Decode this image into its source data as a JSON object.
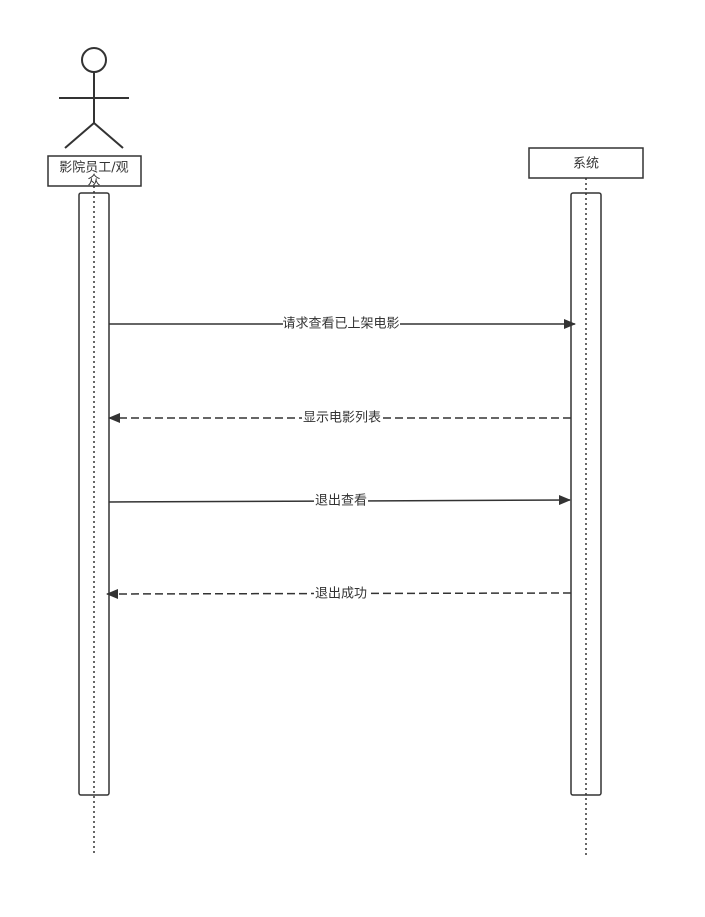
{
  "participants": {
    "actor": {
      "name_line1": "影院员工/观",
      "name_line2": "众"
    },
    "system": {
      "name": "系统"
    }
  },
  "messages": [
    {
      "label": "请求查看已上架电影",
      "style": "solid",
      "direction": "right"
    },
    {
      "label": "显示电影列表",
      "style": "dashed",
      "direction": "left"
    },
    {
      "label": "退出查看",
      "style": "solid",
      "direction": "right"
    },
    {
      "label": "退出成功",
      "style": "dashed",
      "direction": "left"
    }
  ],
  "colors": {
    "line": "#333333",
    "label_bg": "#ffffff"
  }
}
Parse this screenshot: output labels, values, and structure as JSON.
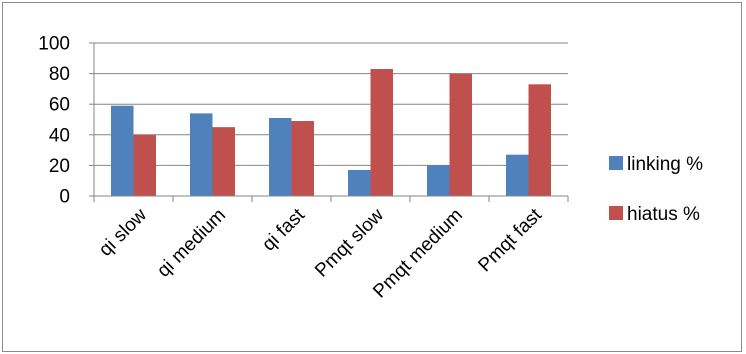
{
  "chart_data": {
    "type": "bar",
    "title": "",
    "xlabel": "",
    "ylabel": "",
    "categories": [
      "qi slow",
      "qi medium",
      "qi fast",
      "Pmqt slow",
      "Pmqt medium",
      "Pmqt fast"
    ],
    "series": [
      {
        "name": "linking %",
        "color": "#4f81bd",
        "values": [
          59,
          54,
          51,
          17,
          20,
          27
        ]
      },
      {
        "name": "hiatus %",
        "color": "#c0504d",
        "values": [
          40,
          45,
          49,
          83,
          80,
          73
        ]
      }
    ],
    "ylim": [
      0,
      100
    ],
    "yticks": [
      0,
      20,
      40,
      60,
      80,
      100
    ],
    "grid": true,
    "legend": "right"
  }
}
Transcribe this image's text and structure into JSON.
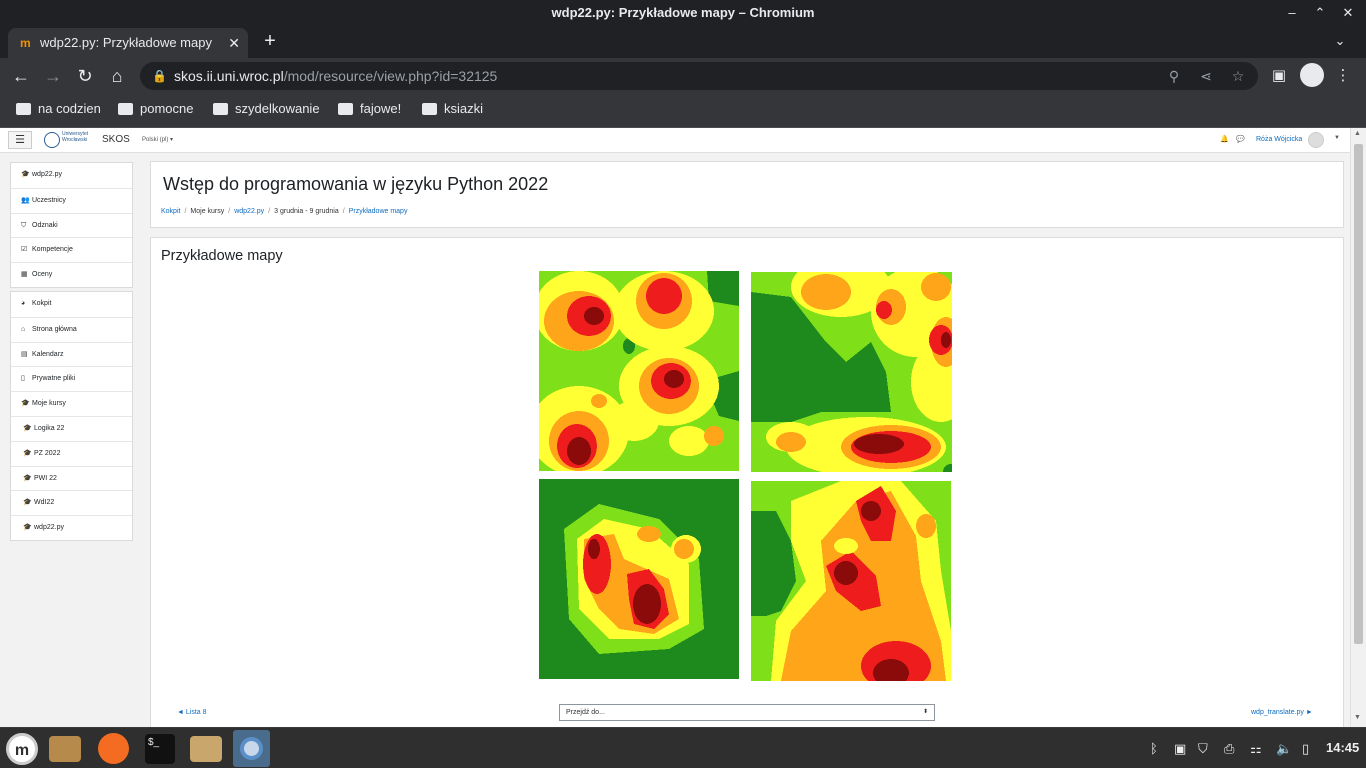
{
  "window": {
    "title": "wdp22.py: Przykładowe mapy – Chromium"
  },
  "tab": {
    "title": "wdp22.py: Przykładowe mapy",
    "favicon": "m"
  },
  "address": {
    "host": "skos.ii.uni.wroc.pl",
    "path": "/mod/resource/view.php?id=32125"
  },
  "bookmarks": [
    "na codzien",
    "pomocne",
    "szydelkowanie",
    "fajowe!",
    "ksiazki"
  ],
  "site": {
    "logo_line1": "Uniwersytet",
    "logo_line2": "Wrocławski",
    "name": "SKOS",
    "language": "Polski (pl)",
    "user": "Róża Wójcicka"
  },
  "sidebar": {
    "course": [
      {
        "label": "wdp22.py",
        "icon": "graduation-cap-icon"
      },
      {
        "label": "Uczestnicy",
        "icon": "users-icon"
      },
      {
        "label": "Odznaki",
        "icon": "shield-icon"
      },
      {
        "label": "Kompetencje",
        "icon": "check-square-icon"
      },
      {
        "label": "Oceny",
        "icon": "table-icon"
      }
    ],
    "nav": [
      {
        "label": "Kokpit",
        "icon": "dashboard-icon"
      },
      {
        "label": "Strona główna",
        "icon": "home-icon"
      },
      {
        "label": "Kalendarz",
        "icon": "calendar-icon"
      },
      {
        "label": "Prywatne pliki",
        "icon": "file-icon"
      },
      {
        "label": "Moje kursy",
        "icon": "graduation-cap-icon"
      },
      {
        "label": "Logika 22",
        "icon": "graduation-cap-icon"
      },
      {
        "label": "PZ 2022",
        "icon": "graduation-cap-icon"
      },
      {
        "label": "PWI 22",
        "icon": "graduation-cap-icon"
      },
      {
        "label": "WdI22",
        "icon": "graduation-cap-icon"
      },
      {
        "label": "wdp22.py",
        "icon": "graduation-cap-icon"
      }
    ]
  },
  "header": {
    "course_title": "Wstęp do programowania w języku Python 2022",
    "breadcrumb": [
      "Kokpit",
      "Moje kursy",
      "wdp22.py",
      "3 grudnia - 9 grudnia",
      "Przykładowe mapy"
    ]
  },
  "resource": {
    "title": "Przykładowe mapy",
    "prev_link": "◄ Lista 8",
    "next_link": "wdp_translate.py ►",
    "jump_placeholder": "Przejdź do..."
  },
  "colors": {
    "map_dark_green": "#1e8a1e",
    "map_light_green": "#7fe01a",
    "map_yellow": "#ffff33",
    "map_orange": "#ffa51a",
    "map_red": "#ee1c1c",
    "map_dark_red": "#8b0a0a",
    "link": "#0f6cbf"
  },
  "taskbar": {
    "clock": "14:45"
  }
}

> **What you will do**: Filter the records down to the lines that contain the string "Przykładowe", and copy those lines.

> **Solution for this exercise**:
    "title": "wdp22.py: Przykładowe mapy – Chromium"
    "title": "wdp22.py: Przykładowe mapy",
      "Przykładowe mapy"
    "title": "Przykładowe mapy",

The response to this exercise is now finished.